Directive:
Verbatim output of all the material below is required.

Data for this task:
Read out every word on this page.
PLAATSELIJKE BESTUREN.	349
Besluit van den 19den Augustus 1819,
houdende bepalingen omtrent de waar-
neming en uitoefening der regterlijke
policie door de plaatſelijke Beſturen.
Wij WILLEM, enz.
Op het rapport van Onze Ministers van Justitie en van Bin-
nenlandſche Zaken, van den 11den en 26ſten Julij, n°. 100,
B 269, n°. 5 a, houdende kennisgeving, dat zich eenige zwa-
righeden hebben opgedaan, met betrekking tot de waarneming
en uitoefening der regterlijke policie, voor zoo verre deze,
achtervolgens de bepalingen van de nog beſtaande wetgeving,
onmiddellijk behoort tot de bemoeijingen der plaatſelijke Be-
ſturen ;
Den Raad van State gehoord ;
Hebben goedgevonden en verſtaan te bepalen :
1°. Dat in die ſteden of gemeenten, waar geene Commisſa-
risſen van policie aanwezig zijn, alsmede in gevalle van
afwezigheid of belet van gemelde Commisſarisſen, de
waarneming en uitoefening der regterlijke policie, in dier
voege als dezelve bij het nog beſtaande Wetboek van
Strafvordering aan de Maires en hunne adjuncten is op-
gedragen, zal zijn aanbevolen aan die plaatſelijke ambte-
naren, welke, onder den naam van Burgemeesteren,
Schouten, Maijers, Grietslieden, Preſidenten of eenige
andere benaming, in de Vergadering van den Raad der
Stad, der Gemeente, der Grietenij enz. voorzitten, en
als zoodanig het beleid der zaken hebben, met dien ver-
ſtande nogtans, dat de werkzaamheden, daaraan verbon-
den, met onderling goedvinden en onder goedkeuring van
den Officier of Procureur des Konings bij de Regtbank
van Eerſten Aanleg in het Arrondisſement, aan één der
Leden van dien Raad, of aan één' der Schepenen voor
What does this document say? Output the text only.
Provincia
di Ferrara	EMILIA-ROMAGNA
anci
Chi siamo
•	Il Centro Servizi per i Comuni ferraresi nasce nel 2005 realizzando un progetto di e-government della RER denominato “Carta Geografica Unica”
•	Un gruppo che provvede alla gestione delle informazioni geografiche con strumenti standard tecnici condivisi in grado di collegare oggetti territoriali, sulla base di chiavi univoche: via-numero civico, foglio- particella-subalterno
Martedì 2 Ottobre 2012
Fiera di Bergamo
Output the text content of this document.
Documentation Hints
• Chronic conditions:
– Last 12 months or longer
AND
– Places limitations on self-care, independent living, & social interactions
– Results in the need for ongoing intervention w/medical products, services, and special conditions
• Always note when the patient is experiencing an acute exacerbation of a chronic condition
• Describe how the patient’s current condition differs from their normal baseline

Exercise result:
Read out every word on this page.
PLAATSELIJKE BESTUREN.	349
Besluit van den 19den Augustus 1819,
houdende bepalingen omtrent de waar-
neming en uitoefening der regterlijke
policie door de plaatſelijke Beſturen.
Wij WILLEM, enz.
Op het rapport van Onze Ministers van Justitie en van Bin-
nenlandſche Zaken, van den 11den en 26ſten Julij, n°. 100,
B 269, n°. 5 a, houdende kennisgeving, dat zich eenige zwa-
righeden hebben opgedaan, met betrekking tot de waarneming
en uitoefening der regterlijke policie, voor zoo verre deze,
achtervolgens de bepalingen van de nog beſtaande wetgeving,
onmiddellijk behoort tot de bemoeijingen der plaatſelijke Be-
ſturen ;
Den Raad van State gehoord ;
Hebben goedgevonden en verſtaan te bepalen :
1°. Dat in die ſteden of gemeenten, waar geene Commisſa-
risſen van policie aanwezig zijn, alsmede in gevalle van
afwezigheid of belet van gemelde Commisſarisſen, de
waarneming en uitoefening der regterlijke policie, in dier
voege als dezelve bij het nog beſtaande Wetboek van
Strafvordering aan de Maires en hunne adjuncten is op-
gedragen, zal zijn aanbevolen aan die plaatſelijke ambte-
naren, welke, onder den naam van Burgemeesteren,
Schouten, Maijers, Grietslieden, Preſidenten of eenige
andere benaming, in de Vergadering van den Raad der
Stad, der Gemeente, der Grietenij enz. voorzitten, en
als zoodanig het beleid der zaken hebben, met dien ver-
ſtande nogtans, dat de werkzaamheden, daaraan verbon-
den, met onderling goedvinden en onder goedkeuring van
den Officier of Procureur des Konings bij de Regtbank
van Eerſten Aanleg in het Arrondisſement, aan één der
Leden van dien Raad, of aan één' der Schepenen voor
What does this document say? Output the text only.
Provincia
di Ferrara	EMILIA-ROMAGNA
anci
Chi siamo
•	Il Centro Servizi per i Comuni ferraresi nasce nel 2005 realizzando un progetto di e-government della RER denominato “Carta Geografica Unica”
•	Un gruppo che provvede alla gestione delle informazioni geografiche con strumenti standard tecnici condivisi in grado di collegare oggetti territoriali, sulla base di chiavi univoche: via-numero civico, foglio- particella-subalterno
Martedì 2 Ottobre 2012
Fiera di Bergamo
Output the text content of this document.
Documentation Hints
• Chronic conditions:
– Last 12 months or longer
AND
– Places limitations on self-care, independent living, & social interactions
– Results in the need for ongoing intervention w/medical products, services, and special conditions
• Always note when the patient is experiencing an acute exacerbation of a chronic condition
• Describe how the patient’s current condition differs from their normal baseline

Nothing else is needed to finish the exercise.